*Exercise details*
Reproduce exactly the lines from the one containing "Read the values" through the end of the entries, including both. Drop the pictures.

(Records from a data collection)
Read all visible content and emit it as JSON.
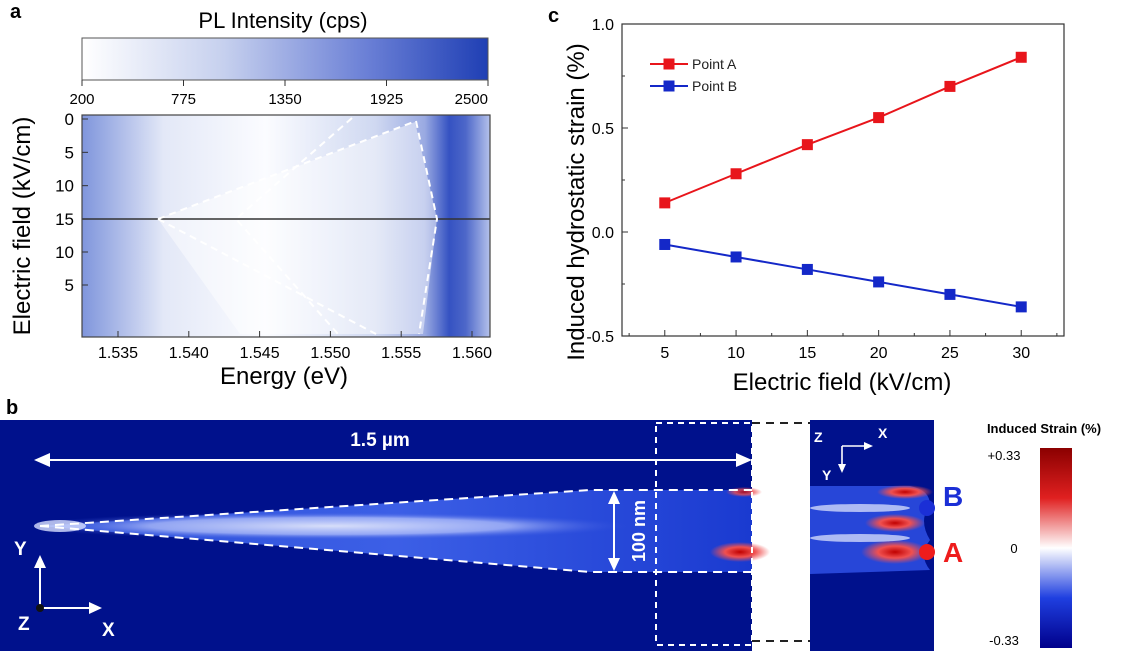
{
  "panel_a": {
    "letter": "a",
    "colorbar": {
      "title": "PL Intensity (cps)",
      "ticks": [
        "200",
        "775",
        "1350",
        "1925",
        "2500"
      ],
      "tick_values": [
        200,
        775,
        1350,
        1925,
        2500
      ],
      "color_low": "#ffffff",
      "color_high": "#1f3fb4"
    },
    "ylabel": "Electric field (kV/cm)",
    "xlabel": "Energy (eV)",
    "yticks_top": [
      "0",
      "5",
      "10",
      "15"
    ],
    "yticks_bottom": [
      "10",
      "5"
    ],
    "xticks": [
      "1.535",
      "1.540",
      "1.545",
      "1.550",
      "1.555",
      "1.560"
    ]
  },
  "panel_b": {
    "letter": "b",
    "length_label": "1.5 µm",
    "width_label": "100 nm",
    "axes_left": {
      "y": "Y",
      "z": "Z",
      "x": "X"
    },
    "axes_right": {
      "z": "Z",
      "x": "X",
      "y": "Y"
    },
    "point_b_label": "B",
    "point_a_label": "A",
    "colorbar": {
      "title": "Induced Strain (%)",
      "max_label": "+0.33",
      "mid_label": "0",
      "min_label": "-0.33",
      "color_max": "#8b0000",
      "color_mid": "#ffffff",
      "color_min": "#00008b"
    }
  },
  "chart_data": {
    "type": "line",
    "panel_letter": "c",
    "xlabel": "Electric field (kV/cm)",
    "ylabel": "Induced hydrostatic strain (%)",
    "xlim": [
      2,
      33
    ],
    "ylim": [
      -0.5,
      1.0
    ],
    "xticks": [
      "5",
      "10",
      "15",
      "20",
      "25",
      "30"
    ],
    "yticks": [
      "-0.5",
      "0.0",
      "0.5",
      "1.0"
    ],
    "x": [
      5,
      10,
      15,
      20,
      25,
      30
    ],
    "series": [
      {
        "name": "Point A",
        "color": "#e8151b",
        "values": [
          0.14,
          0.28,
          0.42,
          0.55,
          0.7,
          0.84
        ]
      },
      {
        "name": "Point B",
        "color": "#1428c8",
        "values": [
          -0.06,
          -0.12,
          -0.18,
          -0.24,
          -0.3,
          -0.36
        ]
      }
    ],
    "legend": "top-left",
    "grid": false
  }
}
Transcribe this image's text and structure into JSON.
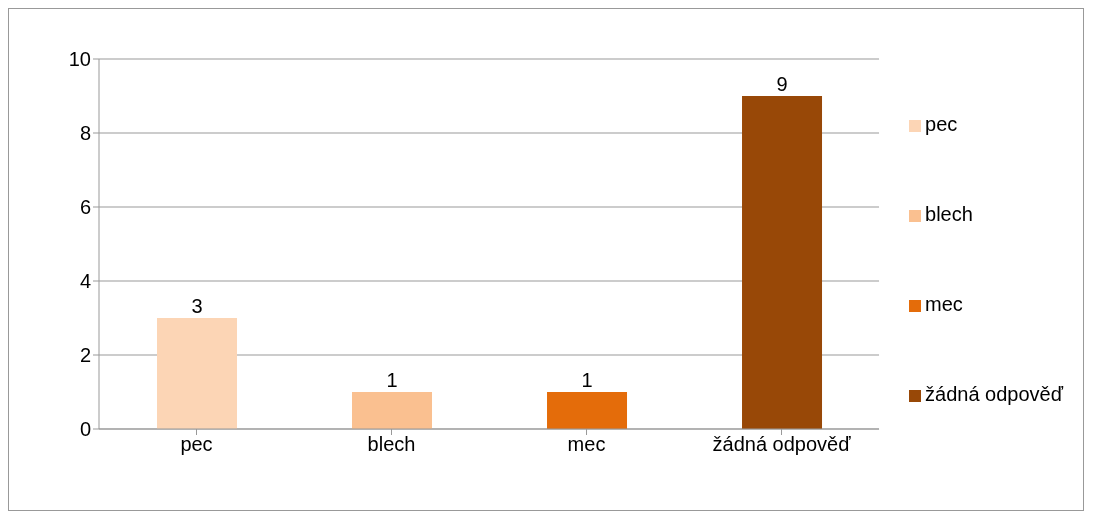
{
  "chart_data": {
    "type": "bar",
    "categories": [
      "pec",
      "blech",
      "mec",
      "žádná odpověď"
    ],
    "series": [
      {
        "name": "pec",
        "color": "#fcd5b5",
        "values": [
          3,
          null,
          null,
          null
        ]
      },
      {
        "name": "blech",
        "color": "#fac090",
        "values": [
          null,
          1,
          null,
          null
        ]
      },
      {
        "name": "mec",
        "color": "#e46c0a",
        "values": [
          null,
          null,
          1,
          null
        ]
      },
      {
        "name": "žádná odpověď",
        "color": "#984807",
        "values": [
          null,
          null,
          null,
          9
        ]
      }
    ],
    "stacked": true,
    "ylim": [
      0,
      10
    ],
    "yticks": [
      0,
      2,
      4,
      6,
      8,
      10
    ],
    "grid": "y",
    "legend": "right",
    "data_labels": true
  }
}
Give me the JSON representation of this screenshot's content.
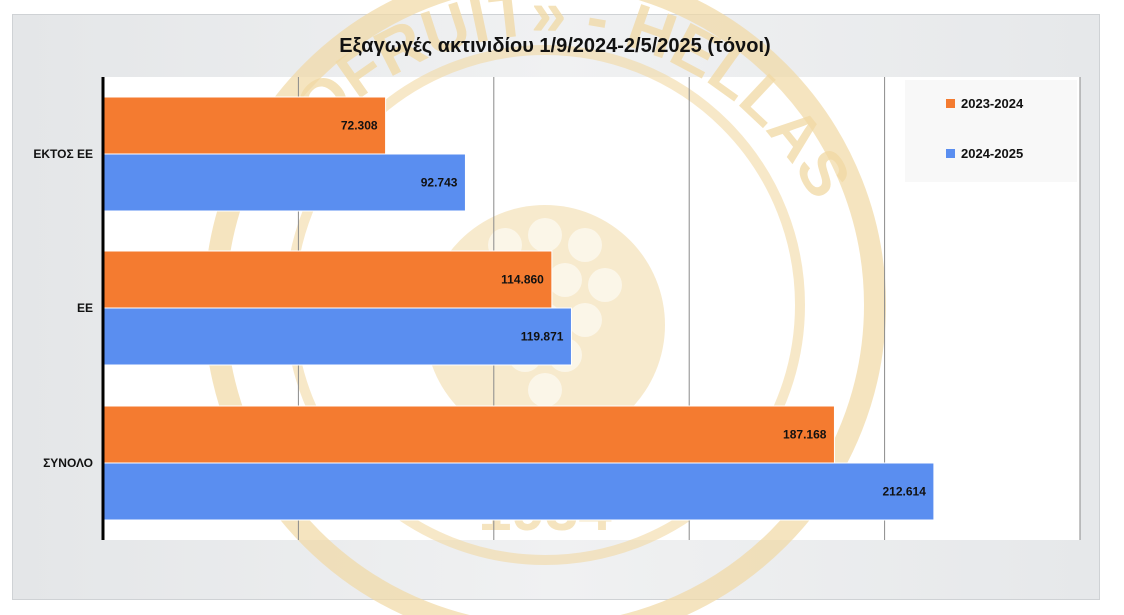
{
  "chart_data": {
    "type": "bar",
    "orientation": "horizontal",
    "title": "Εξαγωγές ακτινιδίου 1/9/2024-2/5/2025 (τόνοι)",
    "categories": [
      "ΕΚΤΟΣ ΕΕ",
      "ΕΕ",
      "ΣΥΝΟΛΟ"
    ],
    "series": [
      {
        "name": "2023-2024",
        "values": [
          72308,
          114860,
          187168
        ],
        "labels": [
          "72.308",
          "114.860",
          "187.168"
        ],
        "color": "#f47b30"
      },
      {
        "name": "2024-2025",
        "values": [
          92743,
          119871,
          212614
        ],
        "labels": [
          "92.743",
          "119.871",
          "212.614"
        ],
        "color": "#5a8ef0"
      }
    ],
    "xlim": [
      0,
      250000
    ],
    "grid": true,
    "legend_position": "top-right"
  },
  "watermark": {
    "text": "«COFRUIT» - HELLAS",
    "year": "1934",
    "color": "#f1d9a4"
  }
}
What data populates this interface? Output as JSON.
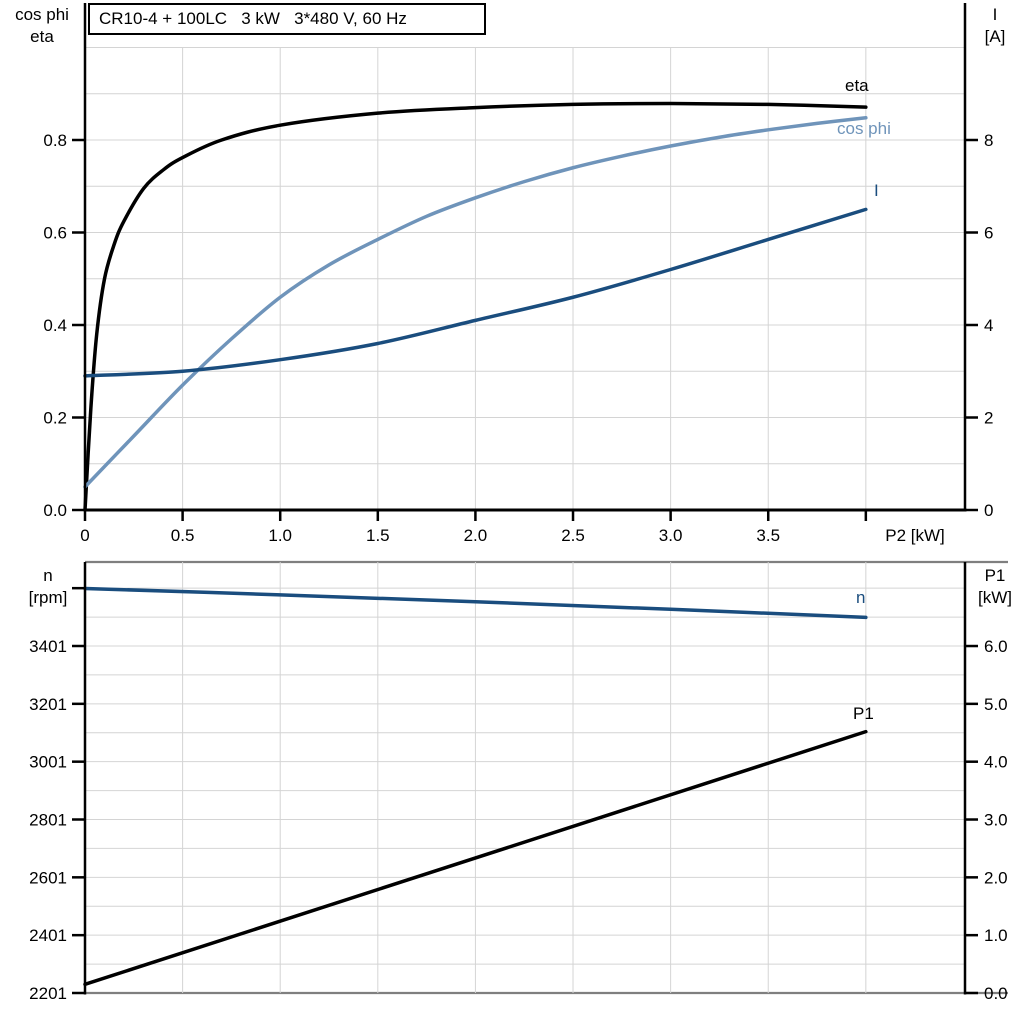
{
  "title": "CR10-4 + 100LC   3 kW   3*480 V, 60 Hz",
  "colors": {
    "curve_black": "#000000",
    "curve_dark_blue": "#1a4d7e",
    "curve_light_blue": "#6f94ba",
    "grid": "#d4d4d4",
    "frame_gray": "#7f7f7f",
    "text": "#000000"
  },
  "top_chart": {
    "left_title": [
      "cos phi",
      "eta"
    ],
    "right_title": [
      "I",
      "[A]"
    ],
    "x_label": "P2 [kW]",
    "curve_labels": {
      "eta": "eta",
      "cos_phi": "cos phi",
      "current": "I"
    }
  },
  "bottom_chart": {
    "left_title": [
      "n",
      "[rpm]"
    ],
    "right_title": [
      "P1",
      "[kW]"
    ],
    "curve_labels": {
      "n": "n",
      "p1": "P1"
    }
  },
  "chart_data": [
    {
      "type": "line",
      "title": "CR10-4 + 100LC   3 kW   3*480 V, 60 Hz",
      "xlabel": "P2 [kW]",
      "xlim": [
        0,
        4.508
      ],
      "x_ticks": [
        0,
        0.5,
        1.0,
        1.5,
        2.0,
        2.5,
        3.0,
        3.5,
        4.0
      ],
      "x_tick_labels": [
        "0",
        "0.5",
        "1.0",
        "1.5",
        "2.0",
        "2.5",
        "3.0",
        "3.5",
        ""
      ],
      "left_axis": {
        "label": "cos phi / eta",
        "range": [
          0,
          1.0
        ],
        "ticks": [
          0,
          0.2,
          0.4,
          0.6,
          0.8
        ],
        "tick_labels": [
          "0.0",
          "0.2",
          "0.4",
          "0.6",
          "0.8"
        ],
        "minor_grid_step": 0.1
      },
      "right_axis": {
        "label": "I [A]",
        "range": [
          0,
          10
        ],
        "ticks": [
          0,
          2,
          4,
          6,
          8
        ],
        "tick_labels": [
          "0",
          "2",
          "4",
          "6",
          "8"
        ]
      },
      "grid": {
        "vertical_step": 0.5,
        "on": true
      },
      "legend_position": "curve-end-labels",
      "series": [
        {
          "name": "eta",
          "axis": "left",
          "color": "#000000",
          "x": [
            0,
            0.03,
            0.06,
            0.1,
            0.15,
            0.2,
            0.3,
            0.4,
            0.5,
            0.7,
            1.0,
            1.5,
            2.0,
            2.5,
            3.0,
            3.5,
            4.0
          ],
          "y": [
            0,
            0.22,
            0.38,
            0.5,
            0.575,
            0.625,
            0.695,
            0.735,
            0.762,
            0.8,
            0.832,
            0.858,
            0.87,
            0.877,
            0.879,
            0.877,
            0.871
          ]
        },
        {
          "name": "cos phi",
          "axis": "left",
          "color": "#6f94ba",
          "x": [
            0,
            0.25,
            0.5,
            0.75,
            1.0,
            1.25,
            1.5,
            1.75,
            2.0,
            2.25,
            2.5,
            2.75,
            3.0,
            3.25,
            3.5,
            3.75,
            4.0
          ],
          "y": [
            0.05,
            0.16,
            0.27,
            0.37,
            0.46,
            0.53,
            0.585,
            0.635,
            0.675,
            0.71,
            0.74,
            0.765,
            0.787,
            0.806,
            0.822,
            0.836,
            0.848
          ]
        },
        {
          "name": "I",
          "axis": "right",
          "color": "#1a4d7e",
          "x": [
            0,
            0.5,
            1.0,
            1.5,
            2.0,
            2.5,
            3.0,
            3.5,
            4.0
          ],
          "y": [
            2.9,
            3.0,
            3.25,
            3.6,
            4.1,
            4.6,
            5.2,
            5.85,
            6.5
          ]
        }
      ]
    },
    {
      "type": "line",
      "xlabel": "",
      "xlim": [
        0,
        4.508
      ],
      "x_ticks": [],
      "x_tick_labels": [],
      "left_axis": {
        "label": "n [rpm]",
        "range": [
          2201,
          3691.5
        ],
        "ticks": [
          2201,
          2401,
          2601,
          2801,
          3001,
          3201,
          3401
        ],
        "tick_labels": [
          "2201",
          "2401",
          "2601",
          "2801",
          "3001",
          "3201",
          "3401"
        ],
        "extra_unlabeled_tick": 3601,
        "minor_grid_step": 100
      },
      "right_axis": {
        "label": "P1 [kW]",
        "range": [
          0,
          7.453
        ],
        "ticks": [
          0,
          1,
          2,
          3,
          4,
          5,
          6
        ],
        "tick_labels": [
          "0.0",
          "1.0",
          "2.0",
          "3.0",
          "4.0",
          "5.0",
          "6.0"
        ]
      },
      "grid": {
        "vertical_step": 0.5,
        "on": true
      },
      "legend_position": "curve-end-labels",
      "series": [
        {
          "name": "n",
          "axis": "left",
          "color": "#1a4d7e",
          "x": [
            0,
            1,
            2,
            3,
            4
          ],
          "y": [
            3600,
            3578,
            3554,
            3528,
            3500
          ]
        },
        {
          "name": "P1",
          "axis": "right",
          "color": "#000000",
          "x": [
            0,
            4
          ],
          "y": [
            0.15,
            4.52
          ]
        }
      ]
    }
  ]
}
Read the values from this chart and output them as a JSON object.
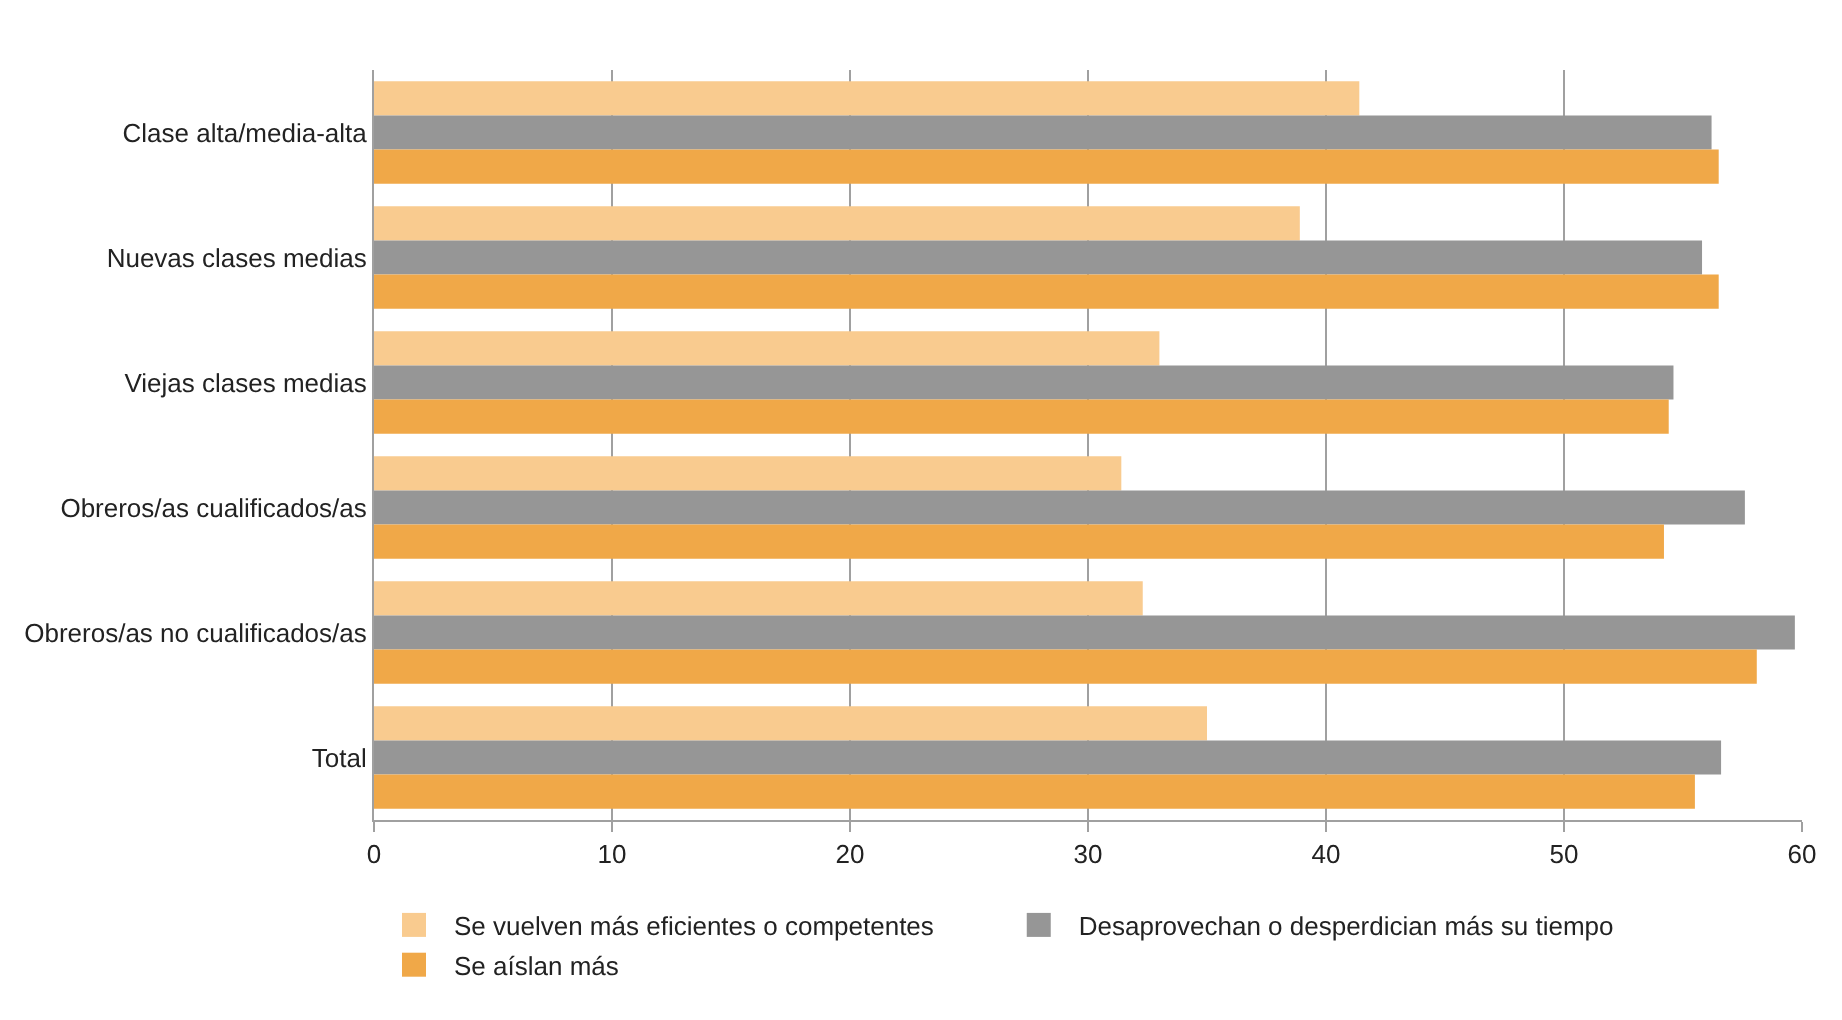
{
  "chart_data": {
    "type": "bar",
    "orientation": "horizontal",
    "categories": [
      "Clase alta/media-alta",
      "Nuevas clases medias",
      "Viejas clases medias",
      "Obreros/as cualificados/as",
      "Obreros/as no cualificados/as",
      "Total"
    ],
    "series": [
      {
        "name": "Se vuelven más eficientes o competentes",
        "color": "#f9cb8f",
        "values": [
          41.4,
          38.9,
          33.0,
          31.4,
          32.3,
          35.0
        ]
      },
      {
        "name": "Desaprovechan o desperdician más su tiempo",
        "color": "#969696",
        "values": [
          56.2,
          55.8,
          54.6,
          57.6,
          59.7,
          56.6
        ]
      },
      {
        "name": "Se aíslan más",
        "color": "#f0a848",
        "values": [
          56.5,
          56.5,
          54.4,
          54.2,
          58.1,
          55.5
        ]
      }
    ],
    "xlim": [
      0,
      60
    ],
    "xticks": [
      0,
      10,
      20,
      30,
      40,
      50,
      60
    ],
    "grid": "x",
    "legend": "bottom"
  }
}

*Task solution*
Read the values from this chart and output them as a JSON object.
{
  "chart_data": {
    "type": "bar",
    "orientation": "horizontal",
    "categories": [
      "Clase alta/media-alta",
      "Nuevas clases medias",
      "Viejas clases medias",
      "Obreros/as cualificados/as",
      "Obreros/as no cualificados/as",
      "Total"
    ],
    "series": [
      {
        "name": "Se vuelven más eficientes o competentes",
        "color": "#f9cb8f",
        "values": [
          41.4,
          38.9,
          33.0,
          31.4,
          32.3,
          35.0
        ]
      },
      {
        "name": "Desaprovechan o desperdician más su tiempo",
        "color": "#969696",
        "values": [
          56.2,
          55.8,
          54.6,
          57.6,
          59.7,
          56.6
        ]
      },
      {
        "name": "Se aíslan más",
        "color": "#f0a848",
        "values": [
          56.5,
          56.5,
          54.4,
          54.2,
          58.1,
          55.5
        ]
      }
    ],
    "xlim": [
      0,
      60
    ],
    "xticks": [
      0,
      10,
      20,
      30,
      40,
      50,
      60
    ],
    "grid": "x",
    "legend": "bottom"
  }
}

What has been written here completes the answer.